# TASK PROMPT:
Filter the records for lines holding the string "Rinse".

DATASET CONTENT start

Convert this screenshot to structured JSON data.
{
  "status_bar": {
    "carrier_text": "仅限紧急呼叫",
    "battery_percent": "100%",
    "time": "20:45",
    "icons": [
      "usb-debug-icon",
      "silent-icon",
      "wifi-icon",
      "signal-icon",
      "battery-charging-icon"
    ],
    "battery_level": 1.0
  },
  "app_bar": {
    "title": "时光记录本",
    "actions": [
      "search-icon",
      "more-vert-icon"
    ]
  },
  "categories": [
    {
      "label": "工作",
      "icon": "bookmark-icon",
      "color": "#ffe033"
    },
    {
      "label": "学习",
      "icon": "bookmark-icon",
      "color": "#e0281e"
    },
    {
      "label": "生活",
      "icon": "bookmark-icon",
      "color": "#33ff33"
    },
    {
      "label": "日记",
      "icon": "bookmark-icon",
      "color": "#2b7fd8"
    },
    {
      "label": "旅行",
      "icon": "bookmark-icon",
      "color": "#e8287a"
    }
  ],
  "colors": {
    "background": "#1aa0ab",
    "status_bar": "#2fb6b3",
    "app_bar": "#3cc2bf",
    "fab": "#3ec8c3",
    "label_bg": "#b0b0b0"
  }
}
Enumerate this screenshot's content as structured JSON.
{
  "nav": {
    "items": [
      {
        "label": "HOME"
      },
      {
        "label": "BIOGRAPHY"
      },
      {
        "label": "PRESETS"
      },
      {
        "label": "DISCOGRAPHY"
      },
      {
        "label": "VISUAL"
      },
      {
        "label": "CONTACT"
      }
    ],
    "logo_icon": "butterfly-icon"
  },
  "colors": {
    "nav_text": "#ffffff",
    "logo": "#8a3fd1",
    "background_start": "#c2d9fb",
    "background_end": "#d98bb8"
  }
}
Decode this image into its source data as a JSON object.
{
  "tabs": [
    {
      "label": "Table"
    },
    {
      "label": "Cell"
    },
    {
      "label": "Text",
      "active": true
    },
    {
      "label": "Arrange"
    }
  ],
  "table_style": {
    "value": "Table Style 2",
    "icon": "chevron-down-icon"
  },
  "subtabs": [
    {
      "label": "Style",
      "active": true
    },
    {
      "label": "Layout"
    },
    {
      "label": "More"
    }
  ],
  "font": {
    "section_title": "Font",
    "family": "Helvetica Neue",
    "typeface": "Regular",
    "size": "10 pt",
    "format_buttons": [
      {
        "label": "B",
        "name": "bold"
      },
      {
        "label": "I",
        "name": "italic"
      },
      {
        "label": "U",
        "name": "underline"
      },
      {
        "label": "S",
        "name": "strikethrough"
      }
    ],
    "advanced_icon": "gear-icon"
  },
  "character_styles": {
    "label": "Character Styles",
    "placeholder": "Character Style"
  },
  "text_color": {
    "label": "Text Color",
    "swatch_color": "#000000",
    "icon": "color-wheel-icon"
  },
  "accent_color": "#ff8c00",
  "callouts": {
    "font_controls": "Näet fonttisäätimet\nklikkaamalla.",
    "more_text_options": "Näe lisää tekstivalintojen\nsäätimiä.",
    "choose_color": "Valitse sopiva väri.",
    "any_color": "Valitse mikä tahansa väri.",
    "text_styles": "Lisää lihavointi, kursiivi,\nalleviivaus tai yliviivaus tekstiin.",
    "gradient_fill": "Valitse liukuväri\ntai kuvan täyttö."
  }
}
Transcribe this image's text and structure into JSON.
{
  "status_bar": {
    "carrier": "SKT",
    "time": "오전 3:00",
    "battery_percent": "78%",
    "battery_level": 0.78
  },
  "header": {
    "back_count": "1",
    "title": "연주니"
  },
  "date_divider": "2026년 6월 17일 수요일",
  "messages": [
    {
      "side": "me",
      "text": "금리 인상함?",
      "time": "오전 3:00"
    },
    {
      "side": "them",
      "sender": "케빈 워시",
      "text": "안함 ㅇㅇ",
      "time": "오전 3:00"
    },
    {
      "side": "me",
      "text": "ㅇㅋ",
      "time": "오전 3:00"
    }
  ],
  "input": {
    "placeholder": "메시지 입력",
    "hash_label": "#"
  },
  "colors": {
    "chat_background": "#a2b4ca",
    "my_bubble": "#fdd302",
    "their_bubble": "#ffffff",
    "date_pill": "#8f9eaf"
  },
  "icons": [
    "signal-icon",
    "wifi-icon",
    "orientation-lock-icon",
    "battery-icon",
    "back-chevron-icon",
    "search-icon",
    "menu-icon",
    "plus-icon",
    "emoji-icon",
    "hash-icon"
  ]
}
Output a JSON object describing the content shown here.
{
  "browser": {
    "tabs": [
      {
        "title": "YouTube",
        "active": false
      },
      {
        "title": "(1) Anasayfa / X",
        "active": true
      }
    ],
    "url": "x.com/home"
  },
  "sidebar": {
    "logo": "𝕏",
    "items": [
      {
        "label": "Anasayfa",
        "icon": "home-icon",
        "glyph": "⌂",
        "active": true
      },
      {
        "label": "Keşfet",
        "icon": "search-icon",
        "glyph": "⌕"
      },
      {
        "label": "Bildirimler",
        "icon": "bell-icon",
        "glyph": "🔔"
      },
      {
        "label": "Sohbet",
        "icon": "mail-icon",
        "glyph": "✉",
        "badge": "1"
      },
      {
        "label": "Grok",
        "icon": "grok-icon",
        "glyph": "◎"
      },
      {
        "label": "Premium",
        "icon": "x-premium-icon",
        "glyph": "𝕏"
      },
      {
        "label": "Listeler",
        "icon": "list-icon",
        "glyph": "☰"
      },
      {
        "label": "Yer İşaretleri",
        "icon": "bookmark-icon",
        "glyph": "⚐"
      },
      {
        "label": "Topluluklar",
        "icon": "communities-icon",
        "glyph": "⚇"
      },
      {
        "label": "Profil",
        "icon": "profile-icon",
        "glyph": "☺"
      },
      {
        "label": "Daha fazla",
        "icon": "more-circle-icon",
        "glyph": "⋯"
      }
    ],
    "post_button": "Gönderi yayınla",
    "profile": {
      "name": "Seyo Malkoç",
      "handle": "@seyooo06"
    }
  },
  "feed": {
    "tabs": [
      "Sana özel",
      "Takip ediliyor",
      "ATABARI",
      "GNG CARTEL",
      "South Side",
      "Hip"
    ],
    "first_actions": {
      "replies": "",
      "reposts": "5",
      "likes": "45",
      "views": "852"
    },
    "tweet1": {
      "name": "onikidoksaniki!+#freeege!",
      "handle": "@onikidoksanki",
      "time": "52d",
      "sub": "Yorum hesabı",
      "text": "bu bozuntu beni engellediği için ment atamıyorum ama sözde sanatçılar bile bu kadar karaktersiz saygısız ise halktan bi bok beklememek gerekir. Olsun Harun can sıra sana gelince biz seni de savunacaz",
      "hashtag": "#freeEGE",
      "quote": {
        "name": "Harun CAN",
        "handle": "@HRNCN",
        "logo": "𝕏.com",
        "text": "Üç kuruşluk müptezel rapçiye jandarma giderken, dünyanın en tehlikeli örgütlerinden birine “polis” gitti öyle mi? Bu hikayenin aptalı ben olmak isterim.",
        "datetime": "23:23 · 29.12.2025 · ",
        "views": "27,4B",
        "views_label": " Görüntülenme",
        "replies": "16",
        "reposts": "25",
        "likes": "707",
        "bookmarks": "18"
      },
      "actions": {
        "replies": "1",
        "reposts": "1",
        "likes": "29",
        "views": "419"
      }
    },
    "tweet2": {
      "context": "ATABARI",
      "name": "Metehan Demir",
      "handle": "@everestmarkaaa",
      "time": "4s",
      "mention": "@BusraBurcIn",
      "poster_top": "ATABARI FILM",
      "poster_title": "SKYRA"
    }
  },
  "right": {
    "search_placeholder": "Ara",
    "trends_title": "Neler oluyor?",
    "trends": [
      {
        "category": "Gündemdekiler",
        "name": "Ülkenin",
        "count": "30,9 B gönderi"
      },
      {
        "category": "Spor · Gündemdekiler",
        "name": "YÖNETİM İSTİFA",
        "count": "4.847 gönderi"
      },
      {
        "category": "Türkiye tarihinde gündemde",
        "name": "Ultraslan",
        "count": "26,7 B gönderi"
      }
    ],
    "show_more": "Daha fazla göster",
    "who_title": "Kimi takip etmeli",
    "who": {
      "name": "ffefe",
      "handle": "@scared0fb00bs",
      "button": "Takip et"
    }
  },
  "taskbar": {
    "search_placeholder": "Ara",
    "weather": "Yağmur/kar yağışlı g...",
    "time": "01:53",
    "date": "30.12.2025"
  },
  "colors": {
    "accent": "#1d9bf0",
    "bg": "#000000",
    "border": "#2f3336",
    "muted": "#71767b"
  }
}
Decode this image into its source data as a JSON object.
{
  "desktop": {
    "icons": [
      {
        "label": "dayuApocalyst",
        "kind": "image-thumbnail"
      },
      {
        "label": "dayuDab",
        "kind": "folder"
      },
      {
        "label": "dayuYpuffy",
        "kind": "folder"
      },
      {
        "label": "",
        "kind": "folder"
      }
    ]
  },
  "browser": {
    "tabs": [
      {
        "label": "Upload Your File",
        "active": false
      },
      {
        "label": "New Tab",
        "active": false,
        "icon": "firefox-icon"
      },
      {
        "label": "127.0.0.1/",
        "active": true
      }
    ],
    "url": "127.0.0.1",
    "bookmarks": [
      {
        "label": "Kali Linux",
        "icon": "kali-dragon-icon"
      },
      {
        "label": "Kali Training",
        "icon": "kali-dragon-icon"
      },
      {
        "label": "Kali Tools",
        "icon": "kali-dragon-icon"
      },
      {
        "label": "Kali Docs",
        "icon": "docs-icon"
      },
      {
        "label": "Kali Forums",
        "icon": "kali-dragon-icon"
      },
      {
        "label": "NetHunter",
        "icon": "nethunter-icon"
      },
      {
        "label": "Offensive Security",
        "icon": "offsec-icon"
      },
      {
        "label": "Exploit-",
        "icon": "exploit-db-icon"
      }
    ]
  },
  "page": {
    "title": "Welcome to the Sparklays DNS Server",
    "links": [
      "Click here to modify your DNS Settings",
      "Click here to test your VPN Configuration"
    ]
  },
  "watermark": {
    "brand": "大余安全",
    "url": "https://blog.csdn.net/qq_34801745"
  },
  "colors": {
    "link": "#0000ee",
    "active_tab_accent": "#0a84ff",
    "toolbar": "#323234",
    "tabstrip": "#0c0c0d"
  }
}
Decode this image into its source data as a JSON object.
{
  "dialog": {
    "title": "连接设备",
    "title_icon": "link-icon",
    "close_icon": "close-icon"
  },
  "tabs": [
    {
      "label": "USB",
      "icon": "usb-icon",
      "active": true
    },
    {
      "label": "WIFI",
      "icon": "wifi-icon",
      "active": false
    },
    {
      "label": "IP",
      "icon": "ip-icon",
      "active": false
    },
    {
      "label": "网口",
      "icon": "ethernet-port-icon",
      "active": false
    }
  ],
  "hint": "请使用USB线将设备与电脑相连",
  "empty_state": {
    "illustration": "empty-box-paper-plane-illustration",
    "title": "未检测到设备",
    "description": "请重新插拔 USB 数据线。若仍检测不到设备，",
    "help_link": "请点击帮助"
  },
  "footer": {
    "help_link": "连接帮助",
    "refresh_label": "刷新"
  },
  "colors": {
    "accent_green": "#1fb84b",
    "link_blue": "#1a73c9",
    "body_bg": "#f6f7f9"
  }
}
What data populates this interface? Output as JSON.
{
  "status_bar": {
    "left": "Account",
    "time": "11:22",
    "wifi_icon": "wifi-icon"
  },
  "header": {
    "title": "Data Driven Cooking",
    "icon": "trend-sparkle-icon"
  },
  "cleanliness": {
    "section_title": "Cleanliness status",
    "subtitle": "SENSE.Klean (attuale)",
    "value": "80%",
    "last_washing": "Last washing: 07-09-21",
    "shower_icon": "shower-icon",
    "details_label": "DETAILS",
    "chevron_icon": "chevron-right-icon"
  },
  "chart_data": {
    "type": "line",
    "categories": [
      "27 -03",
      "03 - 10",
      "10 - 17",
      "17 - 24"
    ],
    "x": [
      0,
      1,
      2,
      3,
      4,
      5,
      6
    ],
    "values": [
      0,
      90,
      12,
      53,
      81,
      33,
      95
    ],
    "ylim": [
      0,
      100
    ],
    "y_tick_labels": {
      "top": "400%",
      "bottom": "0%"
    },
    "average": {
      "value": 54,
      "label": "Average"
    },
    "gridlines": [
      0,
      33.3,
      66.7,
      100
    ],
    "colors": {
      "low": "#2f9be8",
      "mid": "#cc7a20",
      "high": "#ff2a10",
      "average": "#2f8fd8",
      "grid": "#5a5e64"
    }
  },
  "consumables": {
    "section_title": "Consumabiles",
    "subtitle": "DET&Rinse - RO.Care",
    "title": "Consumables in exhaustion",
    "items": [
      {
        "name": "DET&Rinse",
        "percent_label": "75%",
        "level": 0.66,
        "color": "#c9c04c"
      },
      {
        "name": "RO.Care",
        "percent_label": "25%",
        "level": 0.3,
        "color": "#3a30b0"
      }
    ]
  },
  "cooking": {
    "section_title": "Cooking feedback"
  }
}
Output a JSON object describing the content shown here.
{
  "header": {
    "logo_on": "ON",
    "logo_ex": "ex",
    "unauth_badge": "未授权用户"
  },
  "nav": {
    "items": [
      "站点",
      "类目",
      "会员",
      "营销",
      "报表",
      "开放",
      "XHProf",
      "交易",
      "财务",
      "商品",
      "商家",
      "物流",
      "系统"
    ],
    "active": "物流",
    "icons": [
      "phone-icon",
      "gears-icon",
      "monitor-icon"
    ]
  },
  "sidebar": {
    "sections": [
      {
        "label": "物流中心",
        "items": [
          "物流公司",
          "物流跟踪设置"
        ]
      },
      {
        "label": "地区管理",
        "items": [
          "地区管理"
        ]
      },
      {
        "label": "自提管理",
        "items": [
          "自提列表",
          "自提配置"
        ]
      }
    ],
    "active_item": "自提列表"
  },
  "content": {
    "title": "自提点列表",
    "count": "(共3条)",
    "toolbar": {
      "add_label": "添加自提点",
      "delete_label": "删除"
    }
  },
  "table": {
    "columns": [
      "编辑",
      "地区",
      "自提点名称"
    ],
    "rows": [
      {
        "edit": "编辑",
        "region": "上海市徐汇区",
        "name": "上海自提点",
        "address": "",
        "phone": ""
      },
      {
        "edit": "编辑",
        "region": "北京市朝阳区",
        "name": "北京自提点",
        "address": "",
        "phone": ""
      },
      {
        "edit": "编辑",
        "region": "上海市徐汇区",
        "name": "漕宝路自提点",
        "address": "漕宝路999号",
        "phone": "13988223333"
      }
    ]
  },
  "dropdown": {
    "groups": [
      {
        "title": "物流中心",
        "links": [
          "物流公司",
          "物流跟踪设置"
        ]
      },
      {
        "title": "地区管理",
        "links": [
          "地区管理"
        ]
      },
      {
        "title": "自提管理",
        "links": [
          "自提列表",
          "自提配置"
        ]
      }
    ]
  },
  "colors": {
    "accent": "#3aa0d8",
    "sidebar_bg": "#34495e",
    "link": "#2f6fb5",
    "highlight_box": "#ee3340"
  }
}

DATASET CONTENT end

# WRITTEN REPLY:
    "subtitle": "DET&Rinse - RO.Care",
        "name": "DET&Rinse",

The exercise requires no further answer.